*WHAT THIS TASK INVOLVES*
Every line with the string "grid" should be gathered.

*INFORMATION SUPPLIED*

○ ○ ○ ○ ○

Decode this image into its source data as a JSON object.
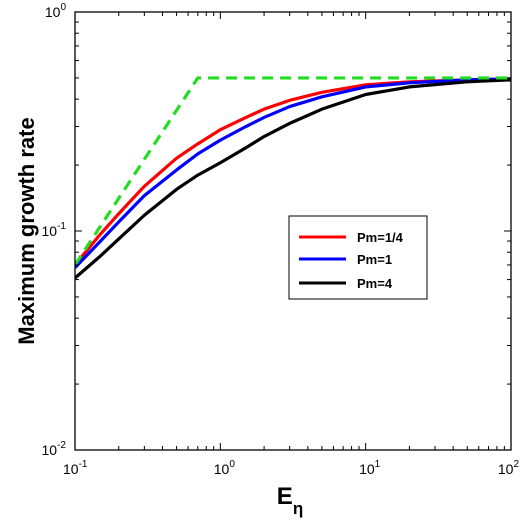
{
  "chart_data": {
    "type": "line",
    "xscale": "log",
    "yscale": "log",
    "xlabel": "E",
    "xlabel_subscript": "η",
    "ylabel": "Maximum growth rate",
    "xlim": [
      0.1,
      100
    ],
    "ylim": [
      0.01,
      1
    ],
    "x_ticks": [
      {
        "base": "10",
        "exp": "-1",
        "value": 0.1
      },
      {
        "base": "10",
        "exp": "0",
        "value": 1
      },
      {
        "base": "10",
        "exp": "1",
        "value": 10
      },
      {
        "base": "10",
        "exp": "2",
        "value": 100
      }
    ],
    "y_ticks": [
      {
        "base": "10",
        "exp": "-2",
        "value": 0.01
      },
      {
        "base": "10",
        "exp": "-1",
        "value": 0.1
      },
      {
        "base": "10",
        "exp": "0",
        "value": 1
      }
    ],
    "grid": false,
    "legend_placement": "center-right",
    "series": [
      {
        "name": "Pm=1/4",
        "color": "#ff0000",
        "style": "solid",
        "x": [
          0.1,
          0.15,
          0.2,
          0.3,
          0.5,
          0.7,
          1,
          1.5,
          2,
          3,
          5,
          10,
          20,
          50,
          100
        ],
        "y": [
          0.07,
          0.097,
          0.12,
          0.16,
          0.215,
          0.25,
          0.29,
          0.33,
          0.36,
          0.395,
          0.43,
          0.465,
          0.48,
          0.49,
          0.495
        ]
      },
      {
        "name": "Pm=1",
        "color": "#0000ff",
        "style": "solid",
        "x": [
          0.1,
          0.15,
          0.2,
          0.3,
          0.5,
          0.7,
          1,
          1.5,
          2,
          3,
          5,
          10,
          20,
          50,
          100
        ],
        "y": [
          0.068,
          0.09,
          0.11,
          0.145,
          0.19,
          0.225,
          0.26,
          0.3,
          0.33,
          0.37,
          0.41,
          0.455,
          0.475,
          0.49,
          0.495
        ]
      },
      {
        "name": "Pm=4",
        "color": "#000000",
        "style": "solid",
        "x": [
          0.1,
          0.15,
          0.2,
          0.3,
          0.5,
          0.7,
          1,
          1.5,
          2,
          3,
          5,
          10,
          20,
          50,
          100
        ],
        "y": [
          0.061,
          0.077,
          0.092,
          0.118,
          0.155,
          0.18,
          0.205,
          0.24,
          0.27,
          0.31,
          0.36,
          0.42,
          0.455,
          0.48,
          0.49
        ]
      },
      {
        "name": "",
        "color": "#22dd22",
        "style": "dashed",
        "x": [
          0.1,
          0.7,
          100
        ],
        "y": [
          0.07,
          0.5,
          0.5
        ]
      }
    ]
  }
}
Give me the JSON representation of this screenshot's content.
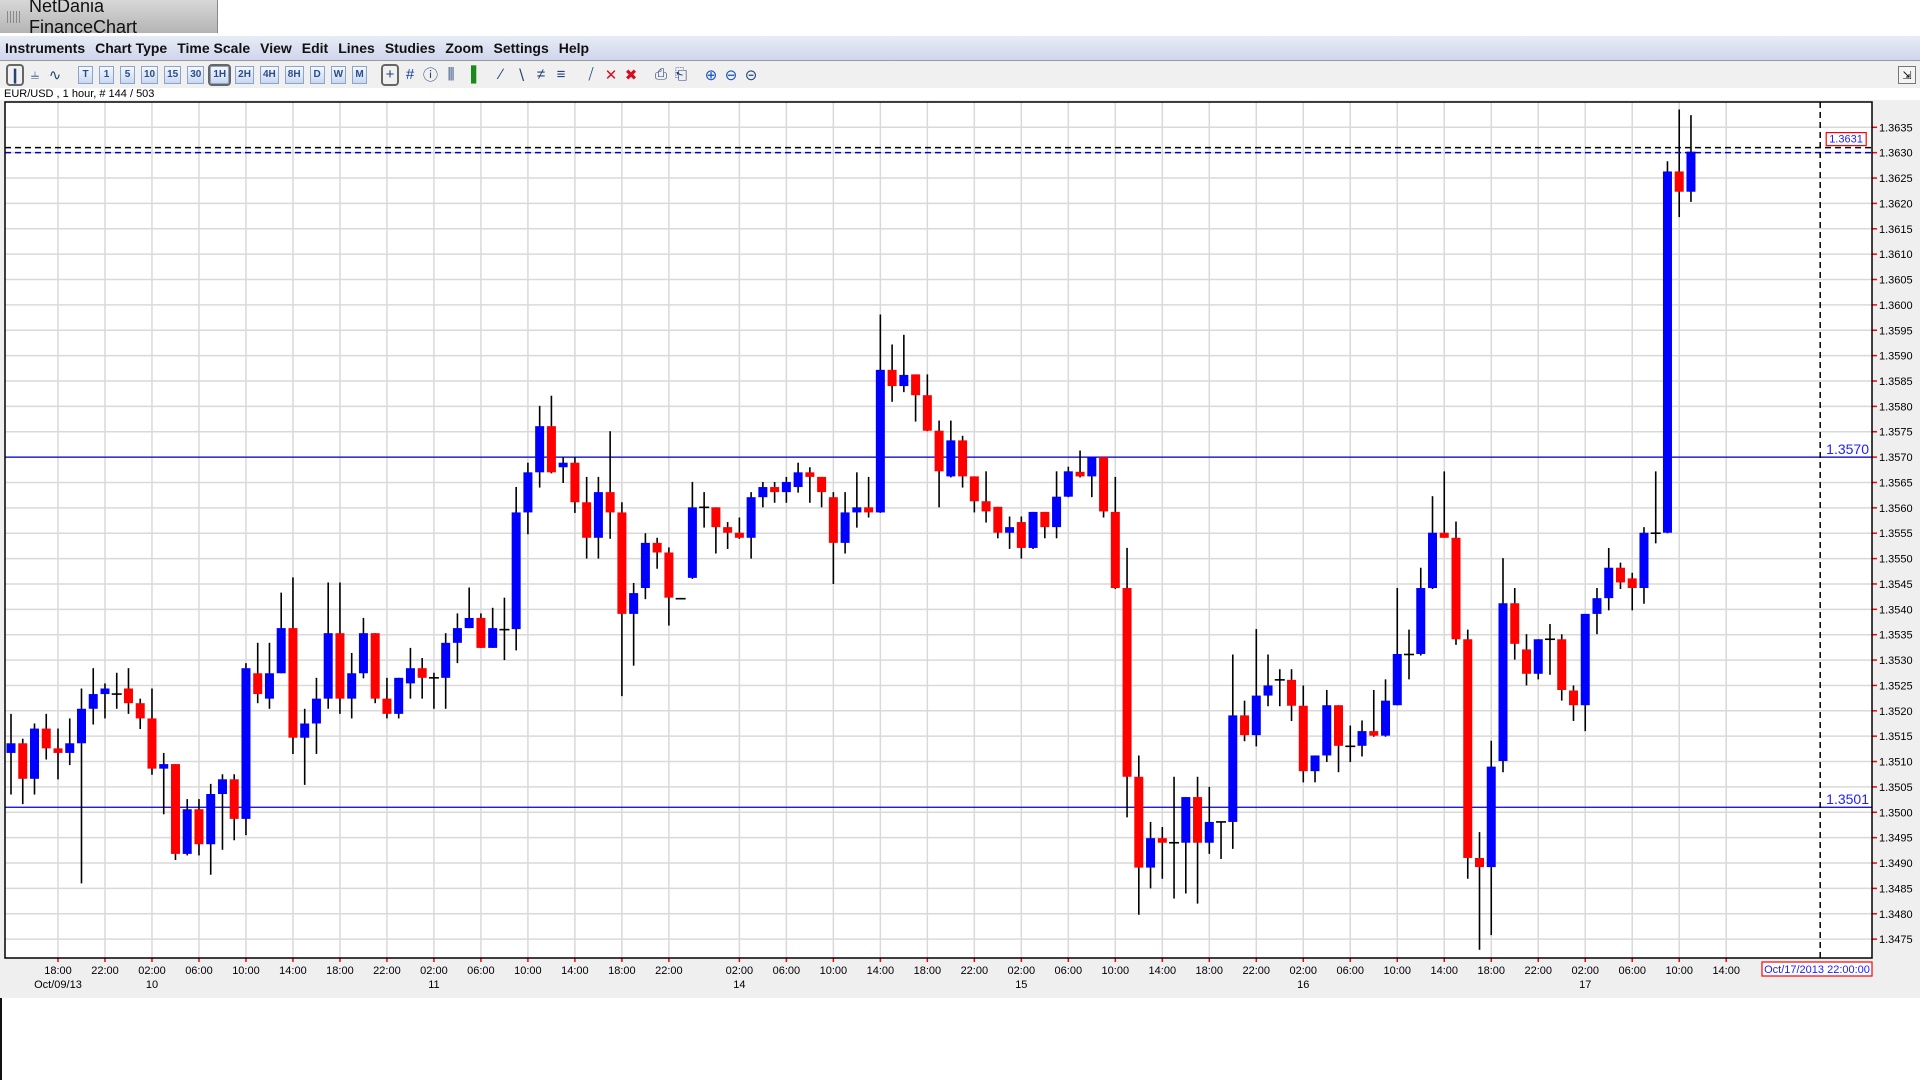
{
  "window": {
    "title": "NetDania FinanceChart"
  },
  "menu": [
    "Instruments",
    "Chart Type",
    "Time Scale",
    "View",
    "Edit",
    "Lines",
    "Studies",
    "Zoom",
    "Settings",
    "Help"
  ],
  "toolbar": {
    "chart_types": [
      {
        "icon": "candlestick-chart-icon",
        "selected": true
      },
      {
        "icon": "bar-chart-icon",
        "selected": false
      },
      {
        "icon": "line-chart-icon",
        "selected": false
      }
    ],
    "timeframes": [
      {
        "label": "T",
        "selected": false
      },
      {
        "label": "1",
        "selected": false
      },
      {
        "label": "5",
        "selected": false
      },
      {
        "label": "10",
        "selected": false
      },
      {
        "label": "15",
        "selected": false
      },
      {
        "label": "30",
        "selected": false
      },
      {
        "label": "1H",
        "selected": true
      },
      {
        "label": "2H",
        "selected": false
      },
      {
        "label": "4H",
        "selected": false
      },
      {
        "label": "8H",
        "selected": false
      },
      {
        "label": "D",
        "selected": false
      },
      {
        "label": "W",
        "selected": false
      },
      {
        "label": "M",
        "selected": false
      }
    ],
    "tools": [
      {
        "icon": "crosshair-icon",
        "selected": true
      },
      {
        "icon": "grid-icon"
      },
      {
        "icon": "info-icon"
      },
      {
        "icon": "studies-icon"
      },
      {
        "icon": "volume-icon"
      },
      {
        "icon": "trendline-icon"
      },
      {
        "icon": "trendline-down-icon"
      },
      {
        "icon": "parallel-lines-icon"
      },
      {
        "icon": "fibonacci-icon"
      },
      {
        "icon": "delete-line-icon"
      },
      {
        "icon": "delete-icon"
      },
      {
        "icon": "delete-all-icon"
      },
      {
        "icon": "print-icon"
      },
      {
        "icon": "print-preview-icon"
      },
      {
        "icon": "zoom-in-icon"
      },
      {
        "icon": "zoom-out-icon"
      },
      {
        "icon": "zoom-reset-icon"
      }
    ],
    "right_button_icon": "detach-icon"
  },
  "info_line": "EUR/USD , 1 hour, # 144 / 503",
  "chart_data": {
    "type": "candlestick",
    "instrument": "EUR/USD",
    "interval": "1 hour",
    "candle_format": [
      "open",
      "high",
      "low",
      "close"
    ],
    "colors": {
      "up": "#0000ff",
      "down": "#ff0000",
      "doji": "#000000",
      "grid": "#d9d9d9",
      "hline": "#0000cc",
      "tick": "#ff0000"
    },
    "ylim": [
      1.3472,
      1.3641
    ],
    "grid": true,
    "y_ticks": [
      "1.3635",
      "1.3630",
      "1.3625",
      "1.3620",
      "1.3615",
      "1.3610",
      "1.3605",
      "1.3600",
      "1.3595",
      "1.3590",
      "1.3585",
      "1.3580",
      "1.3575",
      "1.3570",
      "1.3565",
      "1.3560",
      "1.3555",
      "1.3550",
      "1.3545",
      "1.3540",
      "1.3535",
      "1.3530",
      "1.3525",
      "1.3520",
      "1.3515",
      "1.3510",
      "1.3505",
      "1.3500",
      "1.3495",
      "1.3490",
      "1.3485",
      "1.3480",
      "1.3475"
    ],
    "x_ticks": [
      {
        "time": "18:00",
        "date": "Oct/09/13"
      },
      {
        "time": "22:00",
        "date": ""
      },
      {
        "time": "02:00",
        "date": "10"
      },
      {
        "time": "06:00",
        "date": ""
      },
      {
        "time": "10:00",
        "date": ""
      },
      {
        "time": "14:00",
        "date": ""
      },
      {
        "time": "18:00",
        "date": ""
      },
      {
        "time": "22:00",
        "date": ""
      },
      {
        "time": "02:00",
        "date": "11"
      },
      {
        "time": "06:00",
        "date": ""
      },
      {
        "time": "10:00",
        "date": ""
      },
      {
        "time": "14:00",
        "date": ""
      },
      {
        "time": "18:00",
        "date": ""
      },
      {
        "time": "22:00",
        "date": ""
      },
      {
        "time": "02:00",
        "date": "14"
      },
      {
        "time": "06:00",
        "date": ""
      },
      {
        "time": "10:00",
        "date": ""
      },
      {
        "time": "14:00",
        "date": ""
      },
      {
        "time": "18:00",
        "date": ""
      },
      {
        "time": "22:00",
        "date": ""
      },
      {
        "time": "02:00",
        "date": "15"
      },
      {
        "time": "06:00",
        "date": ""
      },
      {
        "time": "10:00",
        "date": ""
      },
      {
        "time": "14:00",
        "date": ""
      },
      {
        "time": "18:00",
        "date": ""
      },
      {
        "time": "22:00",
        "date": ""
      },
      {
        "time": "02:00",
        "date": "16"
      },
      {
        "time": "06:00",
        "date": ""
      },
      {
        "time": "10:00",
        "date": ""
      },
      {
        "time": "14:00",
        "date": ""
      },
      {
        "time": "18:00",
        "date": ""
      },
      {
        "time": "22:00",
        "date": ""
      },
      {
        "time": "02:00",
        "date": "17"
      },
      {
        "time": "06:00",
        "date": ""
      },
      {
        "time": "10:00",
        "date": ""
      },
      {
        "time": "14:00",
        "date": ""
      }
    ],
    "horizontal_lines": [
      {
        "value": 1.357,
        "label": "1.3570"
      },
      {
        "value": 1.3501,
        "label": "1.3501"
      }
    ],
    "crosshair": {
      "price": 1.3631,
      "price_label": "1.3631",
      "time_label": "Oct/17/2013 22:00:00"
    },
    "last_price": 1.363,
    "candles": [
      [
        1.35117,
        1.35194,
        1.35035,
        1.35136
      ],
      [
        1.35136,
        1.35145,
        1.35016,
        1.35066
      ],
      [
        1.35066,
        1.35175,
        1.35035,
        1.35165
      ],
      [
        1.35165,
        1.35194,
        1.35104,
        1.35126
      ],
      [
        1.35126,
        1.35165,
        1.35065,
        1.35117
      ],
      [
        1.35117,
        1.35185,
        1.35093,
        1.35136
      ],
      [
        1.35136,
        1.35244,
        1.3486,
        1.35204
      ],
      [
        1.35204,
        1.35284,
        1.35173,
        1.35233
      ],
      [
        1.35233,
        1.35254,
        1.35185,
        1.35244
      ],
      [
        1.35233,
        1.35275,
        1.35204,
        1.35233
      ],
      [
        1.35244,
        1.35284,
        1.35194,
        1.35215
      ],
      [
        1.35215,
        1.35224,
        1.35164,
        1.35185
      ],
      [
        1.35185,
        1.35244,
        1.35074,
        1.35086
      ],
      [
        1.35086,
        1.35117,
        1.34996,
        1.35095
      ],
      [
        1.35095,
        1.35095,
        1.34906,
        1.34918
      ],
      [
        1.34918,
        1.35026,
        1.34915,
        1.35006
      ],
      [
        1.35006,
        1.35026,
        1.34915,
        1.34937
      ],
      [
        1.34937,
        1.35056,
        1.34877,
        1.35036
      ],
      [
        1.35036,
        1.35075,
        1.34926,
        1.35065
      ],
      [
        1.35065,
        1.35075,
        1.34945,
        1.34987
      ],
      [
        1.34987,
        1.35294,
        1.34955,
        1.35284
      ],
      [
        1.35274,
        1.35334,
        1.35215,
        1.35233
      ],
      [
        1.35224,
        1.35334,
        1.35204,
        1.35274
      ],
      [
        1.35274,
        1.35433,
        1.35274,
        1.35363
      ],
      [
        1.35363,
        1.35463,
        1.35115,
        1.35147
      ],
      [
        1.35147,
        1.35204,
        1.35054,
        1.35175
      ],
      [
        1.35175,
        1.35265,
        1.35115,
        1.35224
      ],
      [
        1.35224,
        1.35453,
        1.35204,
        1.35353
      ],
      [
        1.35353,
        1.35453,
        1.35194,
        1.35224
      ],
      [
        1.35224,
        1.35314,
        1.35185,
        1.35274
      ],
      [
        1.35274,
        1.35383,
        1.35264,
        1.35353
      ],
      [
        1.35353,
        1.35353,
        1.35215,
        1.35224
      ],
      [
        1.35224,
        1.35265,
        1.35185,
        1.35194
      ],
      [
        1.35194,
        1.35265,
        1.35185,
        1.35265
      ],
      [
        1.35254,
        1.35324,
        1.35224,
        1.35284
      ],
      [
        1.35284,
        1.35304,
        1.35224,
        1.35265
      ],
      [
        1.35265,
        1.35275,
        1.35204,
        1.35265
      ],
      [
        1.35265,
        1.35353,
        1.35204,
        1.35334
      ],
      [
        1.35334,
        1.35392,
        1.35294,
        1.35363
      ],
      [
        1.35363,
        1.35443,
        1.35363,
        1.35383
      ],
      [
        1.35383,
        1.35392,
        1.35324,
        1.35324
      ],
      [
        1.35324,
        1.35403,
        1.35324,
        1.35363
      ],
      [
        1.3536,
        1.35423,
        1.353,
        1.3536
      ],
      [
        1.35361,
        1.35641,
        1.35319,
        1.35591
      ],
      [
        1.35591,
        1.35689,
        1.35548,
        1.3567
      ],
      [
        1.3567,
        1.35801,
        1.3564,
        1.35761
      ],
      [
        1.35761,
        1.35821,
        1.35668,
        1.3567
      ],
      [
        1.3568,
        1.357,
        1.35649,
        1.35689
      ],
      [
        1.35689,
        1.357,
        1.3559,
        1.35611
      ],
      [
        1.35611,
        1.35661,
        1.355,
        1.35541
      ],
      [
        1.35541,
        1.35661,
        1.355,
        1.35631
      ],
      [
        1.35631,
        1.35751,
        1.35539,
        1.35591
      ],
      [
        1.35591,
        1.35611,
        1.35229,
        1.35391
      ],
      [
        1.35391,
        1.35452,
        1.35289,
        1.35432
      ],
      [
        1.35442,
        1.3555,
        1.3542,
        1.35531
      ],
      [
        1.35531,
        1.35541,
        1.3548,
        1.35512
      ],
      [
        1.35512,
        1.35522,
        1.35368,
        1.35423
      ],
      [
        1.35421,
        1.35421,
        1.35421,
        1.35421
      ],
      [
        1.35462,
        1.35651,
        1.3546,
        1.35601
      ],
      [
        1.35601,
        1.35631,
        1.35561,
        1.35601
      ],
      [
        1.35601,
        1.35601,
        1.3551,
        1.35562
      ],
      [
        1.35562,
        1.35572,
        1.35519,
        1.35551
      ],
      [
        1.35551,
        1.35581,
        1.35539,
        1.35541
      ],
      [
        1.35541,
        1.35631,
        1.355,
        1.35621
      ],
      [
        1.35621,
        1.35651,
        1.35601,
        1.35641
      ],
      [
        1.35641,
        1.35651,
        1.3561,
        1.35631
      ],
      [
        1.35631,
        1.35661,
        1.3561,
        1.35651
      ],
      [
        1.35641,
        1.35689,
        1.3563,
        1.3567
      ],
      [
        1.3567,
        1.3568,
        1.3561,
        1.35661
      ],
      [
        1.35661,
        1.35661,
        1.35601,
        1.35631
      ],
      [
        1.35621,
        1.35631,
        1.3545,
        1.35531
      ],
      [
        1.35531,
        1.35631,
        1.3551,
        1.35591
      ],
      [
        1.35591,
        1.3567,
        1.35561,
        1.35601
      ],
      [
        1.35601,
        1.35661,
        1.35581,
        1.35591
      ],
      [
        1.35591,
        1.35981,
        1.3559,
        1.35872
      ],
      [
        1.35872,
        1.35922,
        1.35809,
        1.3584
      ],
      [
        1.3584,
        1.35941,
        1.35828,
        1.35862
      ],
      [
        1.35863,
        1.35863,
        1.3577,
        1.35822
      ],
      [
        1.35822,
        1.35863,
        1.35751,
        1.35752
      ],
      [
        1.35752,
        1.35772,
        1.35601,
        1.35672
      ],
      [
        1.35662,
        1.35772,
        1.3566,
        1.35733
      ],
      [
        1.35733,
        1.35742,
        1.3564,
        1.35662
      ],
      [
        1.35662,
        1.35662,
        1.35591,
        1.35613
      ],
      [
        1.35613,
        1.35672,
        1.35571,
        1.35593
      ],
      [
        1.35602,
        1.35602,
        1.3554,
        1.35551
      ],
      [
        1.35551,
        1.35583,
        1.35519,
        1.35562
      ],
      [
        1.35572,
        1.35583,
        1.355,
        1.35521
      ],
      [
        1.35521,
        1.35592,
        1.35519,
        1.35592
      ],
      [
        1.35592,
        1.35592,
        1.3554,
        1.35562
      ],
      [
        1.35562,
        1.35672,
        1.3554,
        1.35622
      ],
      [
        1.35622,
        1.35681,
        1.35621,
        1.35672
      ],
      [
        1.35671,
        1.35713,
        1.3566,
        1.35662
      ],
      [
        1.35662,
        1.357,
        1.35621,
        1.357
      ],
      [
        1.357,
        1.357,
        1.35581,
        1.35593
      ],
      [
        1.35592,
        1.35661,
        1.3544,
        1.35442
      ],
      [
        1.35442,
        1.35521,
        1.3499,
        1.3507
      ],
      [
        1.3507,
        1.35112,
        1.34798,
        1.34891
      ],
      [
        1.34891,
        1.34981,
        1.3485,
        1.34949
      ],
      [
        1.34949,
        1.34971,
        1.34869,
        1.3494
      ],
      [
        1.3494,
        1.3507,
        1.3483,
        1.3494
      ],
      [
        1.3494,
        1.3503,
        1.3484,
        1.3503
      ],
      [
        1.3503,
        1.3507,
        1.3482,
        1.3494
      ],
      [
        1.3494,
        1.3505,
        1.34918,
        1.34981
      ],
      [
        1.34981,
        1.34981,
        1.34908,
        1.34981
      ],
      [
        1.34981,
        1.35311,
        1.34928,
        1.35191
      ],
      [
        1.35191,
        1.3522,
        1.3514,
        1.35152
      ],
      [
        1.35152,
        1.35361,
        1.3513,
        1.3523
      ],
      [
        1.3523,
        1.35311,
        1.35209,
        1.3525
      ],
      [
        1.35261,
        1.35282,
        1.35209,
        1.35261
      ],
      [
        1.35261,
        1.35282,
        1.3518,
        1.3521
      ],
      [
        1.3521,
        1.3525,
        1.35059,
        1.35081
      ],
      [
        1.35081,
        1.35112,
        1.35059,
        1.35112
      ],
      [
        1.35112,
        1.35241,
        1.35099,
        1.35211
      ],
      [
        1.35211,
        1.35211,
        1.35079,
        1.35131
      ],
      [
        1.3513,
        1.35171,
        1.35099,
        1.3513
      ],
      [
        1.35131,
        1.35181,
        1.3511,
        1.3516
      ],
      [
        1.3516,
        1.35241,
        1.35149,
        1.35151
      ],
      [
        1.35151,
        1.35262,
        1.35149,
        1.3522
      ],
      [
        1.35211,
        1.35442,
        1.35211,
        1.35312
      ],
      [
        1.35311,
        1.3536,
        1.35262,
        1.35311
      ],
      [
        1.35312,
        1.35482,
        1.35309,
        1.35442
      ],
      [
        1.35442,
        1.35623,
        1.3544,
        1.35551
      ],
      [
        1.35551,
        1.35672,
        1.35541,
        1.35541
      ],
      [
        1.35541,
        1.35573,
        1.3533,
        1.35341
      ],
      [
        1.35341,
        1.3536,
        1.34869,
        1.3491
      ],
      [
        1.3491,
        1.34961,
        1.34729,
        1.34892
      ],
      [
        1.34892,
        1.35141,
        1.34758,
        1.3509
      ],
      [
        1.35101,
        1.35501,
        1.35079,
        1.35412
      ],
      [
        1.35412,
        1.35442,
        1.35301,
        1.35332
      ],
      [
        1.35321,
        1.35351,
        1.3525,
        1.35273
      ],
      [
        1.35273,
        1.35341,
        1.35262,
        1.35341
      ],
      [
        1.35341,
        1.35371,
        1.35271,
        1.35341
      ],
      [
        1.35341,
        1.35351,
        1.3522,
        1.35241
      ],
      [
        1.3524,
        1.3525,
        1.3518,
        1.35211
      ],
      [
        1.35211,
        1.35391,
        1.3516,
        1.35391
      ],
      [
        1.35391,
        1.35442,
        1.35351,
        1.35422
      ],
      [
        1.35422,
        1.35521,
        1.35398,
        1.35482
      ],
      [
        1.35482,
        1.35492,
        1.3544,
        1.35453
      ],
      [
        1.35461,
        1.35472,
        1.35398,
        1.35442
      ],
      [
        1.35442,
        1.35562,
        1.35411,
        1.35551
      ],
      [
        1.3555,
        1.35672,
        1.3553,
        1.3555
      ],
      [
        1.35551,
        1.36283,
        1.3555,
        1.36263
      ],
      [
        1.36263,
        1.36385,
        1.36173,
        1.36223
      ],
      [
        1.36223,
        1.36374,
        1.36203,
        1.36302
      ]
    ]
  }
}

○ ○ ○ ○ ○

*REPLY*
    "grid": false,
        "icon": "grid-icon"
      "grid": "#d9d9d9",
    "grid": true,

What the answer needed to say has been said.